Answer these from the HBase metrics text:
(a) What is the default error rate of the algorithm used for the top-N metrics?
(b) How many configuration knobs can adjust the thresholds for when queries are logged?
(c) What is the default value of hbase.ipc.warn.response.time?

### [Text section]
** START **
Enabling the Meta Table Metrics feature

<property>
    <name>hbase.coprocessor.region.classes</name>
    <value>org.apache.hadoop.hbase.coprocessor.MetaTableMetrics</value>
</property>

How the top-N metrics are calculated?

The 'top-N' type of metrics will be counted using the Lossy Counting Algorithm (as defined in Motwani, R; Manku, G.S (2002). "Approximate frequency counts over data streams"), which is designed to identify elements in a data stream whose frequency count exceed a user-given threshold. The frequency computed by this algorithm is not always accurate but has an error threshold that can be specified by the user as a configuration parameter. The run time space required by the algorithm is inversely proportional to the specified error threshold, hence larger the error parameter, the smaller the footprint and the less accurate are the metrics.

You can specify the error rate of the algorithm as a floating-point value between 0 and 1 (exclusive), it's default value is 0.02. Having the error rate set to E and having N as the total number of meta table operations, then (assuming the uniform distribution of the activity of low frequency elements) at most 7 / E meters will be kept and each kept element will have a frequency higher than E * N.

An example: Let's assume we are interested in the HBase clients that are most active in accessing the meta table. When there was 1,000,000 operations on the meta table so far and the error rate parameter is set to 0.02, then we can assume that only at most 350 client IP address related counters will be present in JMX and each of these clients accessed the meta table at least 20,000 times.

<property>
    <name>hbase.util.default.lossycounting.errorrate</name>
    <value>0.02</value>
</property>

HBase Monitoring

Overview

The following metrics are arguably the most important to monitor for each RegionServer for "macro monitoring", preferably with a system like OpenTSDB. If your cluster is having performance issues it's likely that you'll see something unusual with this group.

HBase

OS

  • IO Wait
  • User CPU

Java

  • GC

Slow Query Log

The HBase slow query log consists of parseable JSON structures describing the properties of those client operations (Gets, Puts, Deletes, etc.) that either took too long to run, or produced too much output. The thresholds for "too long to run" and "too much output" are configurable, as described below. The output is produced inline in the main region server logs so that it is easy to discover further details from context with other logged events. It is also prepended with identifying tags (responseTooSlow), (responseTooLarge), (operationTooSlow), and (operationTooLarge) in order to enable easy filtering with grep, in case the user desires to see only slow queries.

Configuration

There are four configuration knobs that can be used to adjust the thresholds for when queries are logged. Two of these knobs control the size and time thresholds for all queries. Because Scans can often be larger and slower than other types of queries, there are two additional knobs which can control size and time thresholds for Scans specifically.

  • hbase.ipc.warn.response.time Maximum number of milliseconds that a query can be run without being logged. Defaults to 10000, or 10 seconds. Can be set to -1 to disable logging by time.
** END **
### [Given data]
** START **
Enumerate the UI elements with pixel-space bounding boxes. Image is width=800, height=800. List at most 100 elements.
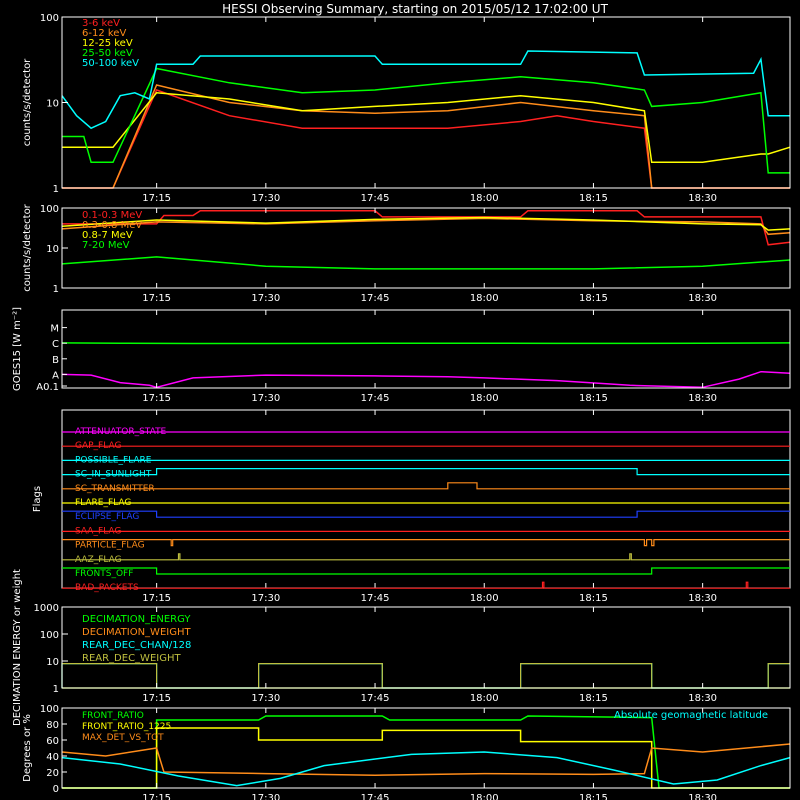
** END **
### [Full solution]
(a) 0.02
(b) Four
(c) 10000 milliseconds, or 10 seconds